What to work on
Switch each "Patent image size" to "Drawing dimensions" and write out these lines again with nothing else changed. Leave the pictures out of your answer.
:: Dataset rows ::
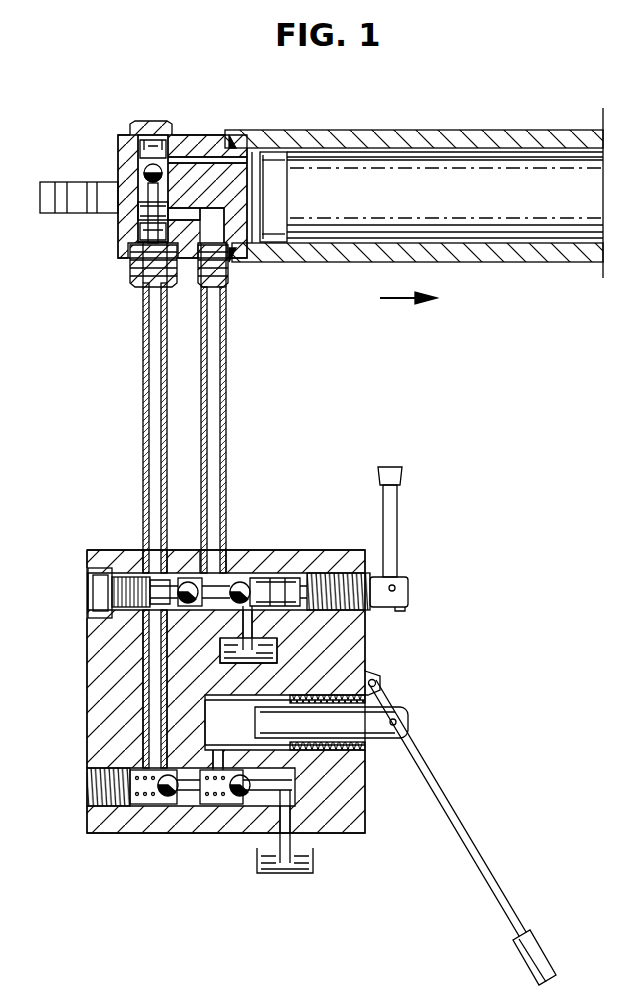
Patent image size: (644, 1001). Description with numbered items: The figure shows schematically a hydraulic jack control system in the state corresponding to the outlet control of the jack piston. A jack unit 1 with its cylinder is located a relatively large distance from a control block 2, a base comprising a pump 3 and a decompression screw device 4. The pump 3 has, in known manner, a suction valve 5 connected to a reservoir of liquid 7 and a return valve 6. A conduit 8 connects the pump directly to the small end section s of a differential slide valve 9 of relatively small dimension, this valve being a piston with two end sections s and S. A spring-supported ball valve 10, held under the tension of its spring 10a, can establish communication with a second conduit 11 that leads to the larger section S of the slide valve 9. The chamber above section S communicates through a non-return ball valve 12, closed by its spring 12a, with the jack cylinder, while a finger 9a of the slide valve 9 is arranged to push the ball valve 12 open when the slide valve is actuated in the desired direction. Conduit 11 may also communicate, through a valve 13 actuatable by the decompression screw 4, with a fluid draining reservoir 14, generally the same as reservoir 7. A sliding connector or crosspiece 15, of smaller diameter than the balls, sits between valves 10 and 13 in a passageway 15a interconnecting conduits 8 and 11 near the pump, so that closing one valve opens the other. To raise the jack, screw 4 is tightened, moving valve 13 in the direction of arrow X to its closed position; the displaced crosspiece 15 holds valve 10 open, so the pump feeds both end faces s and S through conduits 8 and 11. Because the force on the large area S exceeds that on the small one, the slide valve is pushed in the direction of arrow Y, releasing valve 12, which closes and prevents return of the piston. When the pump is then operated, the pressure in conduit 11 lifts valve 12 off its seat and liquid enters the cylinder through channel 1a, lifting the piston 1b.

The jack unit 1 is at (377, 130).
The channel 1a is at (178, 140).
The piston 1b is at (435, 175).
The control block 2 is at (92, 648).
The pump 3 is at (410, 723).
The decompression screw device 4 is at (334, 575).
The suction valve 5 is at (238, 800).
The return valve 6 is at (168, 798).
The reservoir of liquid 7 is at (302, 873).
The conduit 8 is at (147, 427).
The slide valve 9 is at (142, 226).
The finger 9a is at (148, 197).
The ball valve 10 is at (193, 578).
The spring 10a is at (177, 575).
The conduit 11 is at (217, 418).
The non-return ball valve 12 is at (146, 168).
The spring 12a is at (170, 123).
The valve 13 is at (250, 578).
The fluid draining reservoir 14 is at (280, 652).
The sliding connector 15 is at (215, 603).
The passageway 15a is at (235, 578).
The large end section S is at (200, 160).
The small end section s is at (130, 275).
The arrow X is at (380, 632).
The arrow Y is at (110, 238).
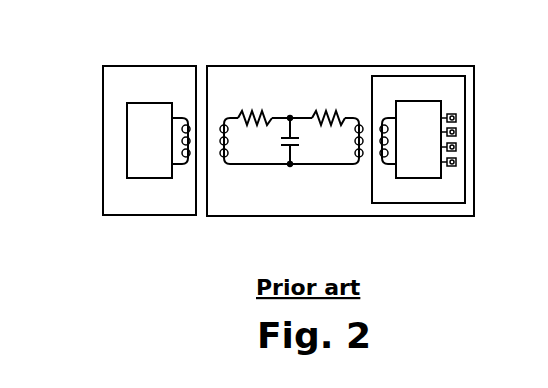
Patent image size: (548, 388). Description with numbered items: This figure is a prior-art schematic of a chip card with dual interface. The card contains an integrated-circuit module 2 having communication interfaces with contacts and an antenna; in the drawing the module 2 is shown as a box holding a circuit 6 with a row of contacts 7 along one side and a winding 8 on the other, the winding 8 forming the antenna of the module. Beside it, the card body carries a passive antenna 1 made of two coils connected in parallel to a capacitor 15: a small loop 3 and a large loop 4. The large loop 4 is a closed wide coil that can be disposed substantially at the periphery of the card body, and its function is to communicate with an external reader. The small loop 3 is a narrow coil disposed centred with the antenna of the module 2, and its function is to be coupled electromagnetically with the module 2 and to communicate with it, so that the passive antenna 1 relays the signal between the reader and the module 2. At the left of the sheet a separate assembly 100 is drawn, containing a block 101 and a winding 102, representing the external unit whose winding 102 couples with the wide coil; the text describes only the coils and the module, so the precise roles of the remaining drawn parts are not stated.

The filter module 1 is at (263, 80).
The integrated-circuit module 2 is at (420, 101).
The small loop 3 is at (337, 100).
The large loop 4 is at (241, 91).
The integrated circuit 6 is at (418, 103).
The terminals 7 is at (474, 129).
The coil 8 is at (392, 188).
The capacitor 15 is at (306, 187).
The module 100 is at (149, 108).
The integrated circuit 101 is at (108, 140).
The coil 102 is at (192, 188).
:::
Response for this exercise
Drawing dimensions: (644, 1001). Description with numbered items: The figure shows schematically a hydraulic jack control system in the state corresponding to the outlet control of the jack piston. A jack unit 1 with its cylinder is located a relatively large distance from a control block 2, a base comprising a pump 3 and a decompression screw device 4. The pump 3 has, in known manner, a suction valve 5 connected to a reservoir of liquid 7 and a return valve 6. A conduit 8 connects the pump directly to the small end section s of a differential slide valve 9 of relatively small dimension, this valve being a piston with two end sections s and S. A spring-supported ball valve 10, held under the tension of its spring 10a, can establish communication with a second conduit 11 that leads to the larger section S of the slide valve 9. The chamber above section S communicates through a non-return ball valve 12, closed by its spring 12a, with the jack cylinder, while a finger 9a of the slide valve 9 is arranged to push the ball valve 12 open when the slide valve is actuated in the desired direction. Conduit 11 may also communicate, through a valve 13 actuatable by the decompression screw 4, with a fluid draining reservoir 14, generally the same as reservoir 7. A sliding connector or crosspiece 15, of smaller diameter than the balls, sits between valves 10 and 13 in a passageway 15a interconnecting conduits 8 and 11 near the pump, so that closing one valve opens the other. To raise the jack, screw 4 is tightened, moving valve 13 in the direction of arrow X to its closed position; the displaced crosspiece 15 holds valve 10 open, so the pump feeds both end faces s and S through conduits 8 and 11. Because the force on the large area S exceeds that on the small one, the slide valve is pushed in the direction of arrow Y, releasing valve 12, which closes and prevents return of the piston. When the pump is then operated, the pressure in conduit 11 lifts valve 12 off its seat and liquid enters the cylinder through channel 1a, lifting the piston 1b.

The jack unit 1 is at (377, 130).
The channel 1a is at (178, 140).
The piston 1b is at (435, 175).
The control block 2 is at (92, 648).
The pump 3 is at (410, 723).
The decompression screw device 4 is at (334, 575).
The suction valve 5 is at (238, 800).
The return valve 6 is at (168, 798).
The reservoir of liquid 7 is at (302, 873).
The conduit 8 is at (147, 427).
The slide valve 9 is at (142, 226).
The finger 9a is at (148, 197).
The ball valve 10 is at (193, 578).
The spring 10a is at (177, 575).
The conduit 11 is at (217, 418).
The non-return ball valve 12 is at (146, 168).
The spring 12a is at (170, 123).
The valve 13 is at (250, 578).
The fluid draining reservoir 14 is at (280, 652).
The sliding connector 15 is at (215, 603).
The passageway 15a is at (235, 578).
The large end section S is at (200, 160).
The small end section s is at (130, 275).
The arrow X is at (380, 632).
The arrow Y is at (110, 238).
Drawing dimensions: (548, 388). Description with numbered items: This figure is a prior-art schematic of a chip card with dual interface. The card contains an integrated-circuit module 2 having communication interfaces with contacts and an antenna; in the drawing the module 2 is shown as a box holding a circuit 6 with a row of contacts 7 along one side and a winding 8 on the other, the winding 8 forming the antenna of the module. Beside it, the card body carries a passive antenna 1 made of two coils connected in parallel to a capacitor 15: a small loop 3 and a large loop 4. The large loop 4 is a closed wide coil that can be disposed substantially at the periphery of the card body, and its function is to communicate with an external reader. The small loop 3 is a narrow coil disposed centred with the antenna of the module 2, and its function is to be coupled electromagnetically with the module 2 and to communicate with it, so that the passive antenna 1 relays the signal between the reader and the module 2. At the left of the sheet a separate assembly 100 is drawn, containing a block 101 and a winding 102, representing the external unit whose winding 102 couples with the wide coil; the text describes only the coils and the module, so the precise roles of the remaining drawn parts are not stated.

The filter module 1 is at (263, 80).
The integrated-circuit module 2 is at (420, 101).
The small loop 3 is at (337, 100).
The large loop 4 is at (241, 91).
The integrated circuit 6 is at (418, 103).
The terminals 7 is at (474, 129).
The coil 8 is at (392, 188).
The capacitor 15 is at (306, 187).
The module 100 is at (149, 108).
The integrated circuit 101 is at (108, 140).
The coil 102 is at (192, 188).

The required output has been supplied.